### Aim of the task
Output the data below in full, byte for byte. Nothing may differ.

### Listed records

- - -

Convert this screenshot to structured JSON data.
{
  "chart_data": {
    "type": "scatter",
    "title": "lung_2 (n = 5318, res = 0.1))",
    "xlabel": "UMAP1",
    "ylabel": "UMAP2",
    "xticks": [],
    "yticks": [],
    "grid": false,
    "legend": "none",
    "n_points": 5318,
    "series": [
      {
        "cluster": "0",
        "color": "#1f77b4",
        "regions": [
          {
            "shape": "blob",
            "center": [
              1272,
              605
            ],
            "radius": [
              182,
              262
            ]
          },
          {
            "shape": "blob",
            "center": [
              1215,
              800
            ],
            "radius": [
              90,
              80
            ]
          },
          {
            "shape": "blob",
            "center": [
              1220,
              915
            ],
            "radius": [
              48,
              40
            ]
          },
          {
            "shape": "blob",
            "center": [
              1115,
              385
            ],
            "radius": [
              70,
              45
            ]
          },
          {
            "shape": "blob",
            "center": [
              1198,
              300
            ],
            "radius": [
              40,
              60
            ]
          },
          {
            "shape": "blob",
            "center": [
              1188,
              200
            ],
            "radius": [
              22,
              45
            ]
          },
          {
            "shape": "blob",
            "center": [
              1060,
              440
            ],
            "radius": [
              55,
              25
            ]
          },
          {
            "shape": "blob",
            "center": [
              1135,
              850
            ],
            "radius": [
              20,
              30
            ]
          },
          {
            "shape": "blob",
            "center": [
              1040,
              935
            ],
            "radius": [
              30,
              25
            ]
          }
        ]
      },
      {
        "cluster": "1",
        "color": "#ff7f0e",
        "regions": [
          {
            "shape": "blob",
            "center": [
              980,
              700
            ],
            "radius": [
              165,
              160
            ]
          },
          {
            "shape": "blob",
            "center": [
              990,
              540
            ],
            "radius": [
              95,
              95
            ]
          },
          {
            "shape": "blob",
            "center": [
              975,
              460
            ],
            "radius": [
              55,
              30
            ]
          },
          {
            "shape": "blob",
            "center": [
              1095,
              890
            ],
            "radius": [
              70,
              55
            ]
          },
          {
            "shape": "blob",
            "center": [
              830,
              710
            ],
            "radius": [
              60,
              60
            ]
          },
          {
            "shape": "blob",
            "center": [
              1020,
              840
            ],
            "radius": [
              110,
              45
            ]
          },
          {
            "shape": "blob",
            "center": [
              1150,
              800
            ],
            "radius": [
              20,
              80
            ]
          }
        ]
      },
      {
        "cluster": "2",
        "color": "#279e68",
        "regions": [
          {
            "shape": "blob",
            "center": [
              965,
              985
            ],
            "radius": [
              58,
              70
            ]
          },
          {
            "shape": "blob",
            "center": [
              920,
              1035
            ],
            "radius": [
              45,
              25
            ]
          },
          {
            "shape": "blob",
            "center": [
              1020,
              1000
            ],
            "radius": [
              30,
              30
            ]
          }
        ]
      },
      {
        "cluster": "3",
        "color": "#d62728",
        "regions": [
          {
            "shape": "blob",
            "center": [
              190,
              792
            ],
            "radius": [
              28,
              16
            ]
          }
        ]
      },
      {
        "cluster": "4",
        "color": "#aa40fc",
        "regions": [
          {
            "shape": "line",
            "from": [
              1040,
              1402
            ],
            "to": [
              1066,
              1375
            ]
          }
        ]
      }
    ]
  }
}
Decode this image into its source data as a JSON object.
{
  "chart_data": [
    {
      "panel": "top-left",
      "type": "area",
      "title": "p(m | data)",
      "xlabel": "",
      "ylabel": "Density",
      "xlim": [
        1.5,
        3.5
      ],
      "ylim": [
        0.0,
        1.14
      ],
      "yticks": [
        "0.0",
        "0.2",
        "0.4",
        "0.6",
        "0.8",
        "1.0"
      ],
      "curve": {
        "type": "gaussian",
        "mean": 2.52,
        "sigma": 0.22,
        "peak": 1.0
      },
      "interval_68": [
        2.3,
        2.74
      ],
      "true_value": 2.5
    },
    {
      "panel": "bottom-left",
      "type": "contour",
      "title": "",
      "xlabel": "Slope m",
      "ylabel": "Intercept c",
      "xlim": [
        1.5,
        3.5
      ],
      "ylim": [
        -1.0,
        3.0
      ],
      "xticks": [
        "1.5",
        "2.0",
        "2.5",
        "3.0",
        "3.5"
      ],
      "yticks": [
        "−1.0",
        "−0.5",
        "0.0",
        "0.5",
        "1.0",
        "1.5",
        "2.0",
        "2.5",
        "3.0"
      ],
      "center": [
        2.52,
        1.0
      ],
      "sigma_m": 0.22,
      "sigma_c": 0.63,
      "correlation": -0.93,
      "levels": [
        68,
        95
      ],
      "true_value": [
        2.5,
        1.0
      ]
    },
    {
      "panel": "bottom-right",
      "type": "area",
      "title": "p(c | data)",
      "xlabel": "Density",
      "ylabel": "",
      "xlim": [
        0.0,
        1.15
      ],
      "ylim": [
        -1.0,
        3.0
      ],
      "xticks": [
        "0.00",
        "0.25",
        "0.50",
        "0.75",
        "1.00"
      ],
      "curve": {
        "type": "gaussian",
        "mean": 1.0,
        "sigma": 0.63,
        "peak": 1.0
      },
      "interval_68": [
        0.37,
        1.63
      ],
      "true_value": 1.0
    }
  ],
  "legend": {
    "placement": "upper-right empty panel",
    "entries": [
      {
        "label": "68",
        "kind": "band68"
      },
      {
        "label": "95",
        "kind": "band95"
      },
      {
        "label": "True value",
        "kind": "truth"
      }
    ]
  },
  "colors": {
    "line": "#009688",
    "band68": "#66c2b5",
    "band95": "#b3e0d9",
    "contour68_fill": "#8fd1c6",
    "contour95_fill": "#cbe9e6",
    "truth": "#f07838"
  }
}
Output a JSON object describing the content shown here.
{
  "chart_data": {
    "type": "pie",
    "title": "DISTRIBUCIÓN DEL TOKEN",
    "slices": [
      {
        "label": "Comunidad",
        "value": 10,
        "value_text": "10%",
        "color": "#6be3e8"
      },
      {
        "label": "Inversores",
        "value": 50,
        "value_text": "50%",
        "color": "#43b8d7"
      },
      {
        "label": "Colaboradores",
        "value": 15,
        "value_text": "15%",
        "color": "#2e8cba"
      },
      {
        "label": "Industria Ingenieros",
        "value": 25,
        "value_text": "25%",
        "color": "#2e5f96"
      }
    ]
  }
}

- - -

### Complete response
Convert this screenshot to structured JSON data.
{
  "chart_data": {
    "type": "scatter",
    "title": "lung_2 (n = 5318, res = 0.1))",
    "xlabel": "UMAP1",
    "ylabel": "UMAP2",
    "xticks": [],
    "yticks": [],
    "grid": false,
    "legend": "none",
    "n_points": 5318,
    "series": [
      {
        "cluster": "0",
        "color": "#1f77b4",
        "regions": [
          {
            "shape": "blob",
            "center": [
              1272,
              605
            ],
            "radius": [
              182,
              262
            ]
          },
          {
            "shape": "blob",
            "center": [
              1215,
              800
            ],
            "radius": [
              90,
              80
            ]
          },
          {
            "shape": "blob",
            "center": [
              1220,
              915
            ],
            "radius": [
              48,
              40
            ]
          },
          {
            "shape": "blob",
            "center": [
              1115,
              385
            ],
            "radius": [
              70,
              45
            ]
          },
          {
            "shape": "blob",
            "center": [
              1198,
              300
            ],
            "radius": [
              40,
              60
            ]
          },
          {
            "shape": "blob",
            "center": [
              1188,
              200
            ],
            "radius": [
              22,
              45
            ]
          },
          {
            "shape": "blob",
            "center": [
              1060,
              440
            ],
            "radius": [
              55,
              25
            ]
          },
          {
            "shape": "blob",
            "center": [
              1135,
              850
            ],
            "radius": [
              20,
              30
            ]
          },
          {
            "shape": "blob",
            "center": [
              1040,
              935
            ],
            "radius": [
              30,
              25
            ]
          }
        ]
      },
      {
        "cluster": "1",
        "color": "#ff7f0e",
        "regions": [
          {
            "shape": "blob",
            "center": [
              980,
              700
            ],
            "radius": [
              165,
              160
            ]
          },
          {
            "shape": "blob",
            "center": [
              990,
              540
            ],
            "radius": [
              95,
              95
            ]
          },
          {
            "shape": "blob",
            "center": [
              975,
              460
            ],
            "radius": [
              55,
              30
            ]
          },
          {
            "shape": "blob",
            "center": [
              1095,
              890
            ],
            "radius": [
              70,
              55
            ]
          },
          {
            "shape": "blob",
            "center": [
              830,
              710
            ],
            "radius": [
              60,
              60
            ]
          },
          {
            "shape": "blob",
            "center": [
              1020,
              840
            ],
            "radius": [
              110,
              45
            ]
          },
          {
            "shape": "blob",
            "center": [
              1150,
              800
            ],
            "radius": [
              20,
              80
            ]
          }
        ]
      },
      {
        "cluster": "2",
        "color": "#279e68",
        "regions": [
          {
            "shape": "blob",
            "center": [
              965,
              985
            ],
            "radius": [
              58,
              70
            ]
          },
          {
            "shape": "blob",
            "center": [
              920,
              1035
            ],
            "radius": [
              45,
              25
            ]
          },
          {
            "shape": "blob",
            "center": [
              1020,
              1000
            ],
            "radius": [
              30,
              30
            ]
          }
        ]
      },
      {
        "cluster": "3",
        "color": "#d62728",
        "regions": [
          {
            "shape": "blob",
            "center": [
              190,
              792
            ],
            "radius": [
              28,
              16
            ]
          }
        ]
      },
      {
        "cluster": "4",
        "color": "#aa40fc",
        "regions": [
          {
            "shape": "line",
            "from": [
              1040,
              1402
            ],
            "to": [
              1066,
              1375
            ]
          }
        ]
      }
    ]
  }
}
Decode this image into its source data as a JSON object.
{
  "chart_data": [
    {
      "panel": "top-left",
      "type": "area",
      "title": "p(m | data)",
      "xlabel": "",
      "ylabel": "Density",
      "xlim": [
        1.5,
        3.5
      ],
      "ylim": [
        0.0,
        1.14
      ],
      "yticks": [
        "0.0",
        "0.2",
        "0.4",
        "0.6",
        "0.8",
        "1.0"
      ],
      "curve": {
        "type": "gaussian",
        "mean": 2.52,
        "sigma": 0.22,
        "peak": 1.0
      },
      "interval_68": [
        2.3,
        2.74
      ],
      "true_value": 2.5
    },
    {
      "panel": "bottom-left",
      "type": "contour",
      "title": "",
      "xlabel": "Slope m",
      "ylabel": "Intercept c",
      "xlim": [
        1.5,
        3.5
      ],
      "ylim": [
        -1.0,
        3.0
      ],
      "xticks": [
        "1.5",
        "2.0",
        "2.5",
        "3.0",
        "3.5"
      ],
      "yticks": [
        "−1.0",
        "−0.5",
        "0.0",
        "0.5",
        "1.0",
        "1.5",
        "2.0",
        "2.5",
        "3.0"
      ],
      "center": [
        2.52,
        1.0
      ],
      "sigma_m": 0.22,
      "sigma_c": 0.63,
      "correlation": -0.93,
      "levels": [
        68,
        95
      ],
      "true_value": [
        2.5,
        1.0
      ]
    },
    {
      "panel": "bottom-right",
      "type": "area",
      "title": "p(c | data)",
      "xlabel": "Density",
      "ylabel": "",
      "xlim": [
        0.0,
        1.15
      ],
      "ylim": [
        -1.0,
        3.0
      ],
      "xticks": [
        "0.00",
        "0.25",
        "0.50",
        "0.75",
        "1.00"
      ],
      "curve": {
        "type": "gaussian",
        "mean": 1.0,
        "sigma": 0.63,
        "peak": 1.0
      },
      "interval_68": [
        0.37,
        1.63
      ],
      "true_value": 1.0
    }
  ],
  "legend": {
    "placement": "upper-right empty panel",
    "entries": [
      {
        "label": "68",
        "kind": "band68"
      },
      {
        "label": "95",
        "kind": "band95"
      },
      {
        "label": "True value",
        "kind": "truth"
      }
    ]
  },
  "colors": {
    "line": "#009688",
    "band68": "#66c2b5",
    "band95": "#b3e0d9",
    "contour68_fill": "#8fd1c6",
    "contour95_fill": "#cbe9e6",
    "truth": "#f07838"
  }
}
Output a JSON object describing the content shown here.
{
  "chart_data": {
    "type": "pie",
    "title": "DISTRIBUCIÓN DEL TOKEN",
    "slices": [
      {
        "label": "Comunidad",
        "value": 10,
        "value_text": "10%",
        "color": "#6be3e8"
      },
      {
        "label": "Inversores",
        "value": 50,
        "value_text": "50%",
        "color": "#43b8d7"
      },
      {
        "label": "Colaboradores",
        "value": 15,
        "value_text": "15%",
        "color": "#2e8cba"
      },
      {
        "label": "Industria Ingenieros",
        "value": 25,
        "value_text": "25%",
        "color": "#2e5f96"
      }
    ]
  }
}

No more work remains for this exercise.